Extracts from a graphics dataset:

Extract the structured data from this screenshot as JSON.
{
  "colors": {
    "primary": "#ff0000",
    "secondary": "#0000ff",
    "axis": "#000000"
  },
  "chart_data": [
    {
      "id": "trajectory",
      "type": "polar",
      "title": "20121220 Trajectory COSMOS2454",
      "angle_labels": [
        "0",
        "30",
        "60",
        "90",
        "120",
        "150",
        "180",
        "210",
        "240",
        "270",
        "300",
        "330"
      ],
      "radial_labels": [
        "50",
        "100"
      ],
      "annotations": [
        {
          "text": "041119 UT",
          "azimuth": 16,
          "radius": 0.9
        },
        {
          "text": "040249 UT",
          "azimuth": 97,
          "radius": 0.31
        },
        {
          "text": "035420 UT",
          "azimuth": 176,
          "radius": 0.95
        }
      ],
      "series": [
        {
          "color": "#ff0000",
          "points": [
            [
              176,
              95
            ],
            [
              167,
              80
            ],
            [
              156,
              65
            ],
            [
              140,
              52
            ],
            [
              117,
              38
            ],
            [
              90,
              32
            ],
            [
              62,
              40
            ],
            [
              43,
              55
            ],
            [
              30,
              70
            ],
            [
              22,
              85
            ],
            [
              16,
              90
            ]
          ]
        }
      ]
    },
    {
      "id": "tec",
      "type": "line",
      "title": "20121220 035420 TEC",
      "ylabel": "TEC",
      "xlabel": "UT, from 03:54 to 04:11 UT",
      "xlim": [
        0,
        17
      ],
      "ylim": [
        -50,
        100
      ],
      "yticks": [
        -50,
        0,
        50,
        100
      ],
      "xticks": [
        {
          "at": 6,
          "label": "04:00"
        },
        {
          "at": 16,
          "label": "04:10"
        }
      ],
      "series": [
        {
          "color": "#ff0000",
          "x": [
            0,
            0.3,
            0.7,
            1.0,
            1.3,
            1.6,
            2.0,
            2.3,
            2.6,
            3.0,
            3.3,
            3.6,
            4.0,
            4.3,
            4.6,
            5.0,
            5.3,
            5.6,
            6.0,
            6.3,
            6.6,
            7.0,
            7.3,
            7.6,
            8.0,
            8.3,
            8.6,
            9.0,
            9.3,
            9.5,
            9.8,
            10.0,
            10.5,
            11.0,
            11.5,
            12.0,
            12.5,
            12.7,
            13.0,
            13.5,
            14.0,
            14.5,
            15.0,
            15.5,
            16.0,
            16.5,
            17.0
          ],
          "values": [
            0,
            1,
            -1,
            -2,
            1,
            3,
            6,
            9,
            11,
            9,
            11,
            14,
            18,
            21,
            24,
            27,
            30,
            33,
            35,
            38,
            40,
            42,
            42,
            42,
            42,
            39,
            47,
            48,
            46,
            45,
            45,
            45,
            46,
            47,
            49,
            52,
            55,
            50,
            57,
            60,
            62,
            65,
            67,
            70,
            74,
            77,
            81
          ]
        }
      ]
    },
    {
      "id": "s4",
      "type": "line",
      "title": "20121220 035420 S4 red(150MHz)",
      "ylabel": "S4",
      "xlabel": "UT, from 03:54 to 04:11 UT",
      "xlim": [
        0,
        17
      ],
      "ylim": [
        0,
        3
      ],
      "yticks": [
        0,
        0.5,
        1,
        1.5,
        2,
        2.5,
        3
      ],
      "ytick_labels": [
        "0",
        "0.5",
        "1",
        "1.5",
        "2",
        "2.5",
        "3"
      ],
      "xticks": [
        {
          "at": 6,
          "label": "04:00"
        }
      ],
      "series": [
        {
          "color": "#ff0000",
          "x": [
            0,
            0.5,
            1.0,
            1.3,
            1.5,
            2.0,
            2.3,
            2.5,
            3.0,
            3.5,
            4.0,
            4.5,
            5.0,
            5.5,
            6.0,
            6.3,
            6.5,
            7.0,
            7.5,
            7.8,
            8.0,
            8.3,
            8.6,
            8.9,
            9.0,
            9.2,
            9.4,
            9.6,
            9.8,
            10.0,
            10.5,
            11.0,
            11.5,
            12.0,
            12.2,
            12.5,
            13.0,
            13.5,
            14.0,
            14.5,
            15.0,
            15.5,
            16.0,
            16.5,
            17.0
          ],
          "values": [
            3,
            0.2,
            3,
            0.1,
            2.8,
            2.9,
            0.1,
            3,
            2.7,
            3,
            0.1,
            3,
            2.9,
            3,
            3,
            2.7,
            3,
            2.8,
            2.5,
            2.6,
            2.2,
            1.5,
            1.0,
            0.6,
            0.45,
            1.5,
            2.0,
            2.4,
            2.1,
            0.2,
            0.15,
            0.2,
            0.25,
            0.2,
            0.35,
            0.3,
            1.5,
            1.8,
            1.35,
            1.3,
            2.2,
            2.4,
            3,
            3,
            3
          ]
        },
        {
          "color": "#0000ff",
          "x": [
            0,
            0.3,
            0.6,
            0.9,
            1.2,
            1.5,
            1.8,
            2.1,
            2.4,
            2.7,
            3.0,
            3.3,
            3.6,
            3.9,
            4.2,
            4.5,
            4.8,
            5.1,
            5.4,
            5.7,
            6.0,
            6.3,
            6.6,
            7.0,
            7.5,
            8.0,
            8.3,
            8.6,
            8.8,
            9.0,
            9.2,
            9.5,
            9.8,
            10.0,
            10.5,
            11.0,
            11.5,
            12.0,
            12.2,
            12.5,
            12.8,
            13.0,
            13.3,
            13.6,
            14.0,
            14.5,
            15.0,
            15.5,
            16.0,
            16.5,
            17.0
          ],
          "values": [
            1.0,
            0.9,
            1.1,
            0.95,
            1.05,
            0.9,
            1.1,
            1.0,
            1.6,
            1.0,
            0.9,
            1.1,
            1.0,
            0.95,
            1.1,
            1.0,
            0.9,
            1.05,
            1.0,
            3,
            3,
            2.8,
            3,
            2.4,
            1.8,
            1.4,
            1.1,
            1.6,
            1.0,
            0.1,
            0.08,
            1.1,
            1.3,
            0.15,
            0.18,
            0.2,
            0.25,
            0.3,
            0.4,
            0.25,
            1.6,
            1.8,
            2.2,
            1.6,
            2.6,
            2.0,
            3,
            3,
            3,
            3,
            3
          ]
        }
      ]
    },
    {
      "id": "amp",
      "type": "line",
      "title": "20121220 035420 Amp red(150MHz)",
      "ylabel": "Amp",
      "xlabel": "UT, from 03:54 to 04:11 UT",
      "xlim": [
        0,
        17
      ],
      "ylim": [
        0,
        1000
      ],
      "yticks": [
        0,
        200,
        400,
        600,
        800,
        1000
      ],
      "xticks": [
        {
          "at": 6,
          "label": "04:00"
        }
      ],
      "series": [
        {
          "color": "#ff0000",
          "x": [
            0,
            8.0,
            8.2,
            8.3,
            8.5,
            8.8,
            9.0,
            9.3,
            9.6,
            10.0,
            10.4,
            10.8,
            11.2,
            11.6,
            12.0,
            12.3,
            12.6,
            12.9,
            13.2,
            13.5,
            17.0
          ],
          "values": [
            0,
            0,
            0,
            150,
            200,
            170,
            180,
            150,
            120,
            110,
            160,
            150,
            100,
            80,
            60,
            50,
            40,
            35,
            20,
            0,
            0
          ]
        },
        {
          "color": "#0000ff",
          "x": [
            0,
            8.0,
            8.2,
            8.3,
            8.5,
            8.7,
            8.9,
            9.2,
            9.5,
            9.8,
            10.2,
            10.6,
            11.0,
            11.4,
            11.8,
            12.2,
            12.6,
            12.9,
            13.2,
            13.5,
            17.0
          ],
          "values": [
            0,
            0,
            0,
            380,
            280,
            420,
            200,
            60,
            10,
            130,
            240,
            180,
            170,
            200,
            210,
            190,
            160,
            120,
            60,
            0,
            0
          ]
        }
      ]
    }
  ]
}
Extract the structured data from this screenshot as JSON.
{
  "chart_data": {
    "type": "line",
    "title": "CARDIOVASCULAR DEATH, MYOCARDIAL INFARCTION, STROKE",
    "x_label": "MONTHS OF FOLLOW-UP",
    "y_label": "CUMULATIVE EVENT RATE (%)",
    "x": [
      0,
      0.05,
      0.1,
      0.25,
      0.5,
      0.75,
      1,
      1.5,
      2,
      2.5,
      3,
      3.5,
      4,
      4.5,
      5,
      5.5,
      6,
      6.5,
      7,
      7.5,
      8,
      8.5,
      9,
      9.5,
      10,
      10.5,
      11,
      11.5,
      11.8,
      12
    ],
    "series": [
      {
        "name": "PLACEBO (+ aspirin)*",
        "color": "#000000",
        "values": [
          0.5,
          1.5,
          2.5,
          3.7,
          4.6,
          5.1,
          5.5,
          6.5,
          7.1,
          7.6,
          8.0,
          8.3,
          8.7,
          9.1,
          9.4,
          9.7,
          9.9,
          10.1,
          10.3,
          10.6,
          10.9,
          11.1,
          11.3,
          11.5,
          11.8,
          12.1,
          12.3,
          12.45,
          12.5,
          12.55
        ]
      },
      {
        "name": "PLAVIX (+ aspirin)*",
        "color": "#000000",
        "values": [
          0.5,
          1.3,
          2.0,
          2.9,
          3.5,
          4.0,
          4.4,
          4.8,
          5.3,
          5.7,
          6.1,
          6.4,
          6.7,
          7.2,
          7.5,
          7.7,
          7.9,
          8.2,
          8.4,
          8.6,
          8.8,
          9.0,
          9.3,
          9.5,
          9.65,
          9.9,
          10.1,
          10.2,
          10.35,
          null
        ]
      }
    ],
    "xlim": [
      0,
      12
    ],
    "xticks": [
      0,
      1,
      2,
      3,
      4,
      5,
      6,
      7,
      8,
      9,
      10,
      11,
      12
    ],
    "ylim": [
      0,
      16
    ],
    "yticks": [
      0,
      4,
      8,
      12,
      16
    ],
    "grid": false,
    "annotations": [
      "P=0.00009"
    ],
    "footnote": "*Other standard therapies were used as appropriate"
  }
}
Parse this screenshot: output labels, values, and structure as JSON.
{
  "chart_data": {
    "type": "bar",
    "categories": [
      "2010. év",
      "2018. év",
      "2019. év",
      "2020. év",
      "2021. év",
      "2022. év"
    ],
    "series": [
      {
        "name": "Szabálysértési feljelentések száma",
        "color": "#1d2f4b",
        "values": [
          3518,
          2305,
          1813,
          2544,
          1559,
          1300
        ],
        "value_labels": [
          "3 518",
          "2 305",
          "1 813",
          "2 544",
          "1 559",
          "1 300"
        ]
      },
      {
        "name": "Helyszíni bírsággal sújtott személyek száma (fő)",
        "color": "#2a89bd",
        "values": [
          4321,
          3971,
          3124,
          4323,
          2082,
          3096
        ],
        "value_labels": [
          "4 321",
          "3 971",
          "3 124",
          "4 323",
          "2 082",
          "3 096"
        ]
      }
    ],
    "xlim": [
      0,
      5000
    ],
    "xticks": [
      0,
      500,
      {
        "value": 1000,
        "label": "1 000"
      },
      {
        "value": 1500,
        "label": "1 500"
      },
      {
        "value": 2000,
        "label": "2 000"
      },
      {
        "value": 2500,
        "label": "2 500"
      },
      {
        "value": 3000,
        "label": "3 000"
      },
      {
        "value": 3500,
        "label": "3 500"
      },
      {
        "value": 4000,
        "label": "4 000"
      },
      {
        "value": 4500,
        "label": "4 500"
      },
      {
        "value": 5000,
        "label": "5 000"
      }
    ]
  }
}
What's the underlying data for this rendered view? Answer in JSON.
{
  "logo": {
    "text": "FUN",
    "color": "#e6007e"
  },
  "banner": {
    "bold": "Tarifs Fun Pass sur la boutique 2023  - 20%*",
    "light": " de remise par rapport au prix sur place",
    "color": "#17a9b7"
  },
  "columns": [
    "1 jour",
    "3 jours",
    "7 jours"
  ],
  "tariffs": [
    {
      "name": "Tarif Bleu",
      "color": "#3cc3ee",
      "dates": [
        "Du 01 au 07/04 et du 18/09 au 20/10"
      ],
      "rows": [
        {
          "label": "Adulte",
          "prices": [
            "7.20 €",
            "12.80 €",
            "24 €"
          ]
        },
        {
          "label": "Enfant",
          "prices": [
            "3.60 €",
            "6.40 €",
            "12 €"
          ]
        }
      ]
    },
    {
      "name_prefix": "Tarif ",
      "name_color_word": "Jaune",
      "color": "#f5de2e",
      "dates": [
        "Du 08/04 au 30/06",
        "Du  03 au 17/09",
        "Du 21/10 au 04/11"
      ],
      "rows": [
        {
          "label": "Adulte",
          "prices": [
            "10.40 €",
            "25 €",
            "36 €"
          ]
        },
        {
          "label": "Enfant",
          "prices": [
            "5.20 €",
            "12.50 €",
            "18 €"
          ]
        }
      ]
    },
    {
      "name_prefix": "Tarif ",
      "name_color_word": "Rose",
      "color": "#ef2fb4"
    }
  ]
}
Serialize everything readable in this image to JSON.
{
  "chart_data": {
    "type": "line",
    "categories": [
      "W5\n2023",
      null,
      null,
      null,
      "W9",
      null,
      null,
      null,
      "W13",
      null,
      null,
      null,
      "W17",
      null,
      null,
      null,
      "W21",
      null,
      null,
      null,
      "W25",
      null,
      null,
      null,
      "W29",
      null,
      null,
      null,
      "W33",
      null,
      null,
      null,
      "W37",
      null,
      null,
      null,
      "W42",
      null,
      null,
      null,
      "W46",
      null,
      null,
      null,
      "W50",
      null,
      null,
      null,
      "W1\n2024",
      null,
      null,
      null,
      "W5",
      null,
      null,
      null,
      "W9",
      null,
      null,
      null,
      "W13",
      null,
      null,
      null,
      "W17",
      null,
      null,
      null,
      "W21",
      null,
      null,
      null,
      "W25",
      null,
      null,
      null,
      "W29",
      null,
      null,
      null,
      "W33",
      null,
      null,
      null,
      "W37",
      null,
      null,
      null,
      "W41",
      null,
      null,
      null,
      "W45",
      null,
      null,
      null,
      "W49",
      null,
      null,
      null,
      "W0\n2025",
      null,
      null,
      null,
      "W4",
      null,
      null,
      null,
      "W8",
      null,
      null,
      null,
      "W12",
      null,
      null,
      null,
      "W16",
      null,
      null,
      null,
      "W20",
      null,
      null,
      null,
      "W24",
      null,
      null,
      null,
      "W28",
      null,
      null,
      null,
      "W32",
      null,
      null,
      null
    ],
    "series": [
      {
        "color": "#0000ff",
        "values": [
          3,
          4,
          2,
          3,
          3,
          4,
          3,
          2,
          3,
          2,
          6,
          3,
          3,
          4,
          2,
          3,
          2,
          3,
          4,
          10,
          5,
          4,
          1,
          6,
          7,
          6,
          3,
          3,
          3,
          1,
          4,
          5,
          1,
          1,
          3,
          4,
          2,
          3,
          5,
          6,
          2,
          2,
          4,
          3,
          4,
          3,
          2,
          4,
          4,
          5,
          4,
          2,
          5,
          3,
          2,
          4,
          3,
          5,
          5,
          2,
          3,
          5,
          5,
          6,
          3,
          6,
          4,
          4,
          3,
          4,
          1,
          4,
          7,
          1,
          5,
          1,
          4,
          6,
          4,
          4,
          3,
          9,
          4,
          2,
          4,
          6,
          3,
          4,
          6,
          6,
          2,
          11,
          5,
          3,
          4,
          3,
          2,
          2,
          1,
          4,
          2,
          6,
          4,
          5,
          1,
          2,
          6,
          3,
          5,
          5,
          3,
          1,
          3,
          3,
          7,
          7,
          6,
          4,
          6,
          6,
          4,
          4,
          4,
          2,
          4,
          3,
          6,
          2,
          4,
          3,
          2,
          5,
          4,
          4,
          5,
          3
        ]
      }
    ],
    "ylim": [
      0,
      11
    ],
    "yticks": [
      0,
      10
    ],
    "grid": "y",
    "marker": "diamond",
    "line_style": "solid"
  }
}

» EXERCISE OBJECTIVE:
For each line above that contains the word "aspirin", copy that line.

» RESULT FOR THIS EXERCISE:
        "name": "PLACEBO (+ aspirin)*",
        "name": "PLAVIX (+ aspirin)*",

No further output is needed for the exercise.